• Goal of the exercise
Reproduce every line of the entries below without changing a single character.

— Start Dataset —

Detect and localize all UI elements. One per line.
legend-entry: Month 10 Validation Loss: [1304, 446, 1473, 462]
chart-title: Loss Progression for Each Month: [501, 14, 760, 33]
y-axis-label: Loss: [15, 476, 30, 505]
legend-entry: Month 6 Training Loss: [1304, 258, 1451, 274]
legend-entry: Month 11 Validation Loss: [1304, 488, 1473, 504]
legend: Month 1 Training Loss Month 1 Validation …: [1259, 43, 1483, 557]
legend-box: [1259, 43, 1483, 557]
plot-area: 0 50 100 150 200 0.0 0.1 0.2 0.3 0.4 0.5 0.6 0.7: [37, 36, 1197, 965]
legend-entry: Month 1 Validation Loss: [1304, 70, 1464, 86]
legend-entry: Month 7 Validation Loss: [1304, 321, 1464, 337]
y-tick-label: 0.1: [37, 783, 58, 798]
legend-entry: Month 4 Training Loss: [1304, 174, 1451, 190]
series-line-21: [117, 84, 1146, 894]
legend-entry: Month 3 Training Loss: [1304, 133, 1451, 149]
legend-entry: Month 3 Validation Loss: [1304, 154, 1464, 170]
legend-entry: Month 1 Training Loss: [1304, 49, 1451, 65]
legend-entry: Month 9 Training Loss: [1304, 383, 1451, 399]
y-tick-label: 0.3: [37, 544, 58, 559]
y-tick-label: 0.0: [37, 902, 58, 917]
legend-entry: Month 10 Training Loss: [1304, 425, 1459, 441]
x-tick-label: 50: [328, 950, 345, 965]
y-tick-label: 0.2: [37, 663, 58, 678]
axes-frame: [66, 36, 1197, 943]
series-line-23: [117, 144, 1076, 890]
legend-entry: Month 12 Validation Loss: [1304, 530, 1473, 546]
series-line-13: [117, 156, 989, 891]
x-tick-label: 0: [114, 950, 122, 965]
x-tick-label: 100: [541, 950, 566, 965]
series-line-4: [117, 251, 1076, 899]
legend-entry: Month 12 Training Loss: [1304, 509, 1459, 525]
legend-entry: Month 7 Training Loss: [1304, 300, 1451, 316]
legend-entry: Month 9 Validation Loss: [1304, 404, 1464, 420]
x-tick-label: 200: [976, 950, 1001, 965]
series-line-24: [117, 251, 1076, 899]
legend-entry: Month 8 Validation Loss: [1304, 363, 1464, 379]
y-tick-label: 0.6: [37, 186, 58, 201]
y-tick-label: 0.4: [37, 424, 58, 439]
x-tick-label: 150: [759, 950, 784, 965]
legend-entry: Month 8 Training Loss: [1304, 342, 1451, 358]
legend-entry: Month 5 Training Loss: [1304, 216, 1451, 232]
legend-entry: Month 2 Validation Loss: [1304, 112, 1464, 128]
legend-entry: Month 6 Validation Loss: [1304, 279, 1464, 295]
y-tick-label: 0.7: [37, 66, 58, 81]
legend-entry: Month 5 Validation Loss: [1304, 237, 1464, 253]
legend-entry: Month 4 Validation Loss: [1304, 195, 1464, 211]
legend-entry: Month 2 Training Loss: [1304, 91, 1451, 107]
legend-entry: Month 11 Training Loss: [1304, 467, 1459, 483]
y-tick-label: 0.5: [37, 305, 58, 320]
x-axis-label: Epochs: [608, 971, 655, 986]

— End Dataset —

• Finished task
Detect and localize all UI elements. One per line.
legend-entry: Month 10 Validation Loss: [1304, 446, 1473, 462]
chart-title: Loss Progression for Each Month: [501, 14, 760, 33]
y-axis-label: Loss: [15, 476, 30, 505]
legend-entry: Month 6 Training Loss: [1304, 258, 1451, 274]
legend-entry: Month 11 Validation Loss: [1304, 488, 1473, 504]
legend: Month 1 Training Loss Month 1 Validation …: [1259, 43, 1483, 557]
legend-box: [1259, 43, 1483, 557]
plot-area: 0 50 100 150 200 0.0 0.1 0.2 0.3 0.4 0.5 0.6 0.7: [37, 36, 1197, 965]
legend-entry: Month 1 Validation Loss: [1304, 70, 1464, 86]
legend-entry: Month 7 Validation Loss: [1304, 321, 1464, 337]
y-tick-label: 0.1: [37, 783, 58, 798]
legend-entry: Month 4 Training Loss: [1304, 174, 1451, 190]
series-line-21: [117, 84, 1146, 894]
legend-entry: Month 3 Training Loss: [1304, 133, 1451, 149]
legend-entry: Month 3 Validation Loss: [1304, 154, 1464, 170]
legend-entry: Month 1 Training Loss: [1304, 49, 1451, 65]
legend-entry: Month 9 Training Loss: [1304, 383, 1451, 399]
y-tick-label: 0.3: [37, 544, 58, 559]
y-tick-label: 0.0: [37, 902, 58, 917]
legend-entry: Month 10 Training Loss: [1304, 425, 1459, 441]
x-tick-label: 50: [328, 950, 345, 965]
y-tick-label: 0.2: [37, 663, 58, 678]
axes-frame: [66, 36, 1197, 943]
series-line-23: [117, 144, 1076, 890]
legend-entry: Month 12 Validation Loss: [1304, 530, 1473, 546]
series-line-13: [117, 156, 989, 891]
x-tick-label: 0: [114, 950, 122, 965]
x-tick-label: 100: [541, 950, 566, 965]
series-line-4: [117, 251, 1076, 899]
legend-entry: Month 12 Training Loss: [1304, 509, 1459, 525]
legend-entry: Month 7 Training Loss: [1304, 300, 1451, 316]
legend-entry: Month 9 Validation Loss: [1304, 404, 1464, 420]
x-tick-label: 200: [976, 950, 1001, 965]
series-line-24: [117, 251, 1076, 899]
legend-entry: Month 8 Validation Loss: [1304, 363, 1464, 379]
y-tick-label: 0.6: [37, 186, 58, 201]
y-tick-label: 0.4: [37, 424, 58, 439]
x-tick-label: 150: [759, 950, 784, 965]
legend-entry: Month 8 Training Loss: [1304, 342, 1451, 358]
legend-entry: Month 5 Training Loss: [1304, 216, 1451, 232]
legend-entry: Month 2 Validation Loss: [1304, 112, 1464, 128]
legend-entry: Month 6 Validation Loss: [1304, 279, 1464, 295]
y-tick-label: 0.7: [37, 66, 58, 81]
legend-entry: Month 5 Validation Loss: [1304, 237, 1464, 253]
legend-entry: Month 4 Validation Loss: [1304, 195, 1464, 211]
legend-entry: Month 2 Training Loss: [1304, 91, 1451, 107]
legend-entry: Month 11 Training Loss: [1304, 467, 1459, 483]
y-tick-label: 0.5: [37, 305, 58, 320]
x-axis-label: Epochs: [608, 971, 655, 986]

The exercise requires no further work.